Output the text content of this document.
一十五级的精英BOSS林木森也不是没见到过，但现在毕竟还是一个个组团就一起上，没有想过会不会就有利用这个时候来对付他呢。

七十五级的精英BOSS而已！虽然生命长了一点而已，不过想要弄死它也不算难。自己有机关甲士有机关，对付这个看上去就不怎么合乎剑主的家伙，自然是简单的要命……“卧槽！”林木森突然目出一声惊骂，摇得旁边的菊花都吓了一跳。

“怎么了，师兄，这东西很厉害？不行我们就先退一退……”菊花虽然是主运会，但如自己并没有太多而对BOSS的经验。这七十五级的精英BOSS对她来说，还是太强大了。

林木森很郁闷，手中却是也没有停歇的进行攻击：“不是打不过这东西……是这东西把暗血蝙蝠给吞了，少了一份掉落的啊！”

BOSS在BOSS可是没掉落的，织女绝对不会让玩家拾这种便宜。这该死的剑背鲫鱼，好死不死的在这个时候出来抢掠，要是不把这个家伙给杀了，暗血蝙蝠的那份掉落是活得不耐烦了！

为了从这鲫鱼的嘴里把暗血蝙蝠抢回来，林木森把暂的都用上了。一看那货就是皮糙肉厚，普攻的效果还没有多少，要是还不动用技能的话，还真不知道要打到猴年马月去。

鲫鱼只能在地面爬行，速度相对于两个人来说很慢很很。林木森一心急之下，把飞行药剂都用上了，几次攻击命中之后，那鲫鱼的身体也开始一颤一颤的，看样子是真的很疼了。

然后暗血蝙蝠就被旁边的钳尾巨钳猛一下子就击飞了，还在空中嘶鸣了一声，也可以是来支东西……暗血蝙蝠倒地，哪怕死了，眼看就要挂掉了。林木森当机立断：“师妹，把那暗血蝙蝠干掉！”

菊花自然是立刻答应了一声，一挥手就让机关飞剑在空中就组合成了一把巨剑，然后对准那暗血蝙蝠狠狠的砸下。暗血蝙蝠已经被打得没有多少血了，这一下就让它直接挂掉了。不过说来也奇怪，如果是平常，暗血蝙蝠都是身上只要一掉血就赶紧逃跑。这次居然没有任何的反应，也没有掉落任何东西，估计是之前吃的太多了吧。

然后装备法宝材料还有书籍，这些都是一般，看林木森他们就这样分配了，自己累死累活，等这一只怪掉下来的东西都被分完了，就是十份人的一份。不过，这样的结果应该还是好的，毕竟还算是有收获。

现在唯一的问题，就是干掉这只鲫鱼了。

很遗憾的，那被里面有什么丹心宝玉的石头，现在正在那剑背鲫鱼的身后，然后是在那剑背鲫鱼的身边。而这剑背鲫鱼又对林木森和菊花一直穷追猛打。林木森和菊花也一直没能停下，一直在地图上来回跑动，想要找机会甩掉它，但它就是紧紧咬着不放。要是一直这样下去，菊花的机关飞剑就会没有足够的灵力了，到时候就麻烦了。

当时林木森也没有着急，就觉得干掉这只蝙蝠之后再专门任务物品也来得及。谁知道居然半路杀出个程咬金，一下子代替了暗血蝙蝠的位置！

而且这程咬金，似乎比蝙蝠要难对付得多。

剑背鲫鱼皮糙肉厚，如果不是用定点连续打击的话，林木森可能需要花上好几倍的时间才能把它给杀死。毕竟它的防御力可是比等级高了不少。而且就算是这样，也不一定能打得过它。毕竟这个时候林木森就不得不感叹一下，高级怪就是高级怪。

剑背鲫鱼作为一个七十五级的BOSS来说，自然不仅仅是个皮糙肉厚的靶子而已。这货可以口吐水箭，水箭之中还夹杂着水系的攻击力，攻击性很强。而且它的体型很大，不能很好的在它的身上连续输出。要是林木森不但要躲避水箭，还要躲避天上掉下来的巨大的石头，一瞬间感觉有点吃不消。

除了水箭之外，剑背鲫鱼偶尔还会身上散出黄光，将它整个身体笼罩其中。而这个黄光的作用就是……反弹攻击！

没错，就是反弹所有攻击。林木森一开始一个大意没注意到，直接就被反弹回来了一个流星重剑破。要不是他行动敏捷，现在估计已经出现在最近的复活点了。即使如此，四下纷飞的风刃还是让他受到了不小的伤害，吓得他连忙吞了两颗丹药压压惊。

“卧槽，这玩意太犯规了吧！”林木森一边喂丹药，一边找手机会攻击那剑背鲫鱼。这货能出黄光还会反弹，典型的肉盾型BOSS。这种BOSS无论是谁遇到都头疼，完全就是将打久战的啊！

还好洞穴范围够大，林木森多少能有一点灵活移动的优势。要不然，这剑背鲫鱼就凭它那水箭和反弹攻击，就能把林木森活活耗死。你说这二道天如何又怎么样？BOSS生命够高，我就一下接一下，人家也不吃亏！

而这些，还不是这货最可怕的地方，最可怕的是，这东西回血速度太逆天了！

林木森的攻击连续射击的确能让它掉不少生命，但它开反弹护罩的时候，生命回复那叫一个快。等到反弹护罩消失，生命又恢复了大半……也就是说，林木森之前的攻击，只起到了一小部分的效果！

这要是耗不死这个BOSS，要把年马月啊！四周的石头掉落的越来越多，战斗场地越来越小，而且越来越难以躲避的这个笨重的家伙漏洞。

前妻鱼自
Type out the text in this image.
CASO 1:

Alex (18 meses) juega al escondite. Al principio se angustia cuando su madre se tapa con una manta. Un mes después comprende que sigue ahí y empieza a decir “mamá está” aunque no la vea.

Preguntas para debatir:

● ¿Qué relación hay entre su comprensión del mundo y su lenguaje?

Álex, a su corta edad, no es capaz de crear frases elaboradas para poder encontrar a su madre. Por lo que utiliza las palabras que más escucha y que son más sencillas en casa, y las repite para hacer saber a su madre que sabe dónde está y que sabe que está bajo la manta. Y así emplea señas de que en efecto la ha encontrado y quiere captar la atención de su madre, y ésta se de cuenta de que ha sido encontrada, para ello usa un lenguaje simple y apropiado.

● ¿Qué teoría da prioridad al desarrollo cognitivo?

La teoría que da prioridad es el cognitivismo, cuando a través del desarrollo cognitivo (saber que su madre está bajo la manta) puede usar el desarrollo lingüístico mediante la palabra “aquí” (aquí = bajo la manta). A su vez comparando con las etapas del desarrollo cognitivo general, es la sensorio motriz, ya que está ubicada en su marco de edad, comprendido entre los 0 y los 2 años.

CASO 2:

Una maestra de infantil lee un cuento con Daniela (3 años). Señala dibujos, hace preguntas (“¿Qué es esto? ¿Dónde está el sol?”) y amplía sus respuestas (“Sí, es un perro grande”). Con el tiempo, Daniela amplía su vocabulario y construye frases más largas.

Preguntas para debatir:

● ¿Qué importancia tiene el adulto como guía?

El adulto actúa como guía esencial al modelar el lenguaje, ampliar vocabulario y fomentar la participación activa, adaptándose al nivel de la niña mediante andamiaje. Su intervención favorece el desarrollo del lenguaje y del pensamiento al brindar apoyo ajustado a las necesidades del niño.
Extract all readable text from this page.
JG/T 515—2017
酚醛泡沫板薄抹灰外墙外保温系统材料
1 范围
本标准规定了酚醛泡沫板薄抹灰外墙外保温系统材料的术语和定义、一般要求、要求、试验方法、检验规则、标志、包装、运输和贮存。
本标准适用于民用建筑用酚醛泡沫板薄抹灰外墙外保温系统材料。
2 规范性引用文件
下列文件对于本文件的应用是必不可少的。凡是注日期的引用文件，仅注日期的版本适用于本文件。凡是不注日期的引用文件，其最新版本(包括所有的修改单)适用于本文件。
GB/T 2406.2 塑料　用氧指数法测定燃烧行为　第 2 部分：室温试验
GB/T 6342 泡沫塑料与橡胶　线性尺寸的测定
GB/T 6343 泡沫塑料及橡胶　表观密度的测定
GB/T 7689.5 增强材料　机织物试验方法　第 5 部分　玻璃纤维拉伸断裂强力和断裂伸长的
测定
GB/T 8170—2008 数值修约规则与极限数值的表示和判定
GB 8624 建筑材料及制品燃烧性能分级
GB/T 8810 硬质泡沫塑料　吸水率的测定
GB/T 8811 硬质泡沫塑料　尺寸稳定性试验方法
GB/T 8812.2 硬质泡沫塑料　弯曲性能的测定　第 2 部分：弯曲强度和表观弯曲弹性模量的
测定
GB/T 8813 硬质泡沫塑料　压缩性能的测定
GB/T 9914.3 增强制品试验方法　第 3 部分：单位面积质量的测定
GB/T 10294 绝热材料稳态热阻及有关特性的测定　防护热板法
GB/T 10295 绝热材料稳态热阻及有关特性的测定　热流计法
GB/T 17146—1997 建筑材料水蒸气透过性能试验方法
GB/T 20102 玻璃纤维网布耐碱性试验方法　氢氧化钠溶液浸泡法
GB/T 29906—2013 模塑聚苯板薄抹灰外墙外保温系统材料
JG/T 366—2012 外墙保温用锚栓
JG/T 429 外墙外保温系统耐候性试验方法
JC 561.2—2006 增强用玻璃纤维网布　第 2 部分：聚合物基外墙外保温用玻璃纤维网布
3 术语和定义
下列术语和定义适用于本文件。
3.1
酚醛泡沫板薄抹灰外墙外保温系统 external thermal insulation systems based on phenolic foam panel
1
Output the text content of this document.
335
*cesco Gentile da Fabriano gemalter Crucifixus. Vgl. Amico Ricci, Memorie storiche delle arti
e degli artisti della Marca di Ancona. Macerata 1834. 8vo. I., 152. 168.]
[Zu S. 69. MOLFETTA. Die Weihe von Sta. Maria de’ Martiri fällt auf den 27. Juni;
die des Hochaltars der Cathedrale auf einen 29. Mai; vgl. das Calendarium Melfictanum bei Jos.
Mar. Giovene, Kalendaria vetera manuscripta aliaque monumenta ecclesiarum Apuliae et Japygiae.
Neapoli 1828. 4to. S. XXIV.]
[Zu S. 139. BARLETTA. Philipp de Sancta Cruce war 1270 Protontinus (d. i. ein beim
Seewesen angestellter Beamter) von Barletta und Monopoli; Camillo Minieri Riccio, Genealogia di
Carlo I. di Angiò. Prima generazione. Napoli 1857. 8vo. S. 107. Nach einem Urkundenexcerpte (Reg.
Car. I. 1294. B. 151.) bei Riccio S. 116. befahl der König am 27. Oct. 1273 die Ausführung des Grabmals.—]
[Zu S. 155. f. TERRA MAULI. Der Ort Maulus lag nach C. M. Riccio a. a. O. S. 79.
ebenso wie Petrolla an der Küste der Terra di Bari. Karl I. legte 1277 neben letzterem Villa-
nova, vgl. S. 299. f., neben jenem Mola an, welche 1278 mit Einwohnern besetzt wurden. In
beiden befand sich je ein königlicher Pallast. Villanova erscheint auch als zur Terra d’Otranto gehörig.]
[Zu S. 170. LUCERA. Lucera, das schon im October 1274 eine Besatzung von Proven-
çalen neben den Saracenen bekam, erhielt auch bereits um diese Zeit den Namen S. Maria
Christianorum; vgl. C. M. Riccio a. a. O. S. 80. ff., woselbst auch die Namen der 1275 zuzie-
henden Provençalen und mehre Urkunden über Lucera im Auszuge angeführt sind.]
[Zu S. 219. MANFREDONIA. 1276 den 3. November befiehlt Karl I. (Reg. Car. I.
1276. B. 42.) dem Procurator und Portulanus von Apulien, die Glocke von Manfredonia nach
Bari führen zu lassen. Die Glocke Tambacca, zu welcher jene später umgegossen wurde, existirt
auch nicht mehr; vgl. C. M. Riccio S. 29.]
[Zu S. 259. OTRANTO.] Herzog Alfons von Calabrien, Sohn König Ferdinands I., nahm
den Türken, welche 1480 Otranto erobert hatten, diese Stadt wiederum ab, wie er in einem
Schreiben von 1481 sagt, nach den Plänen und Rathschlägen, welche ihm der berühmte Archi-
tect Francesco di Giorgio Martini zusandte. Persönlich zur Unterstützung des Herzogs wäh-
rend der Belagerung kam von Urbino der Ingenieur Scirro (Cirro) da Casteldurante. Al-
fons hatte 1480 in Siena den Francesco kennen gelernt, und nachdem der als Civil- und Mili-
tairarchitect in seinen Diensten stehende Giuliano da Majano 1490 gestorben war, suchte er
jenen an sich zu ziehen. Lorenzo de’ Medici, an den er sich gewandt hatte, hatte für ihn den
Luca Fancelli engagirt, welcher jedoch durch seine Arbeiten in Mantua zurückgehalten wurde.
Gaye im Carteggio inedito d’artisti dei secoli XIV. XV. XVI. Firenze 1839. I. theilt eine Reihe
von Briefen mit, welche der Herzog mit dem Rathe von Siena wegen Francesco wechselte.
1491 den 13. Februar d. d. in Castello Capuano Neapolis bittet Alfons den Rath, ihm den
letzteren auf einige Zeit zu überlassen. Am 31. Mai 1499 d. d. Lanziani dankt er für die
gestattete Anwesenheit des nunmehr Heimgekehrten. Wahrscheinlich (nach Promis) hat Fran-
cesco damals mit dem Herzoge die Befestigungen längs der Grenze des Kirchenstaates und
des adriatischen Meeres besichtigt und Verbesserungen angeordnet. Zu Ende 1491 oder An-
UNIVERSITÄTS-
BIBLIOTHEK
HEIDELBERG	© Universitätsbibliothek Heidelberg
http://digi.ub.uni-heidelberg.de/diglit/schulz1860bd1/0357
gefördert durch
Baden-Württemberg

Exercise directions: Count the lines that include the word "硬质泡沫塑料" and state the result as a bare number.

Exercise solution: 4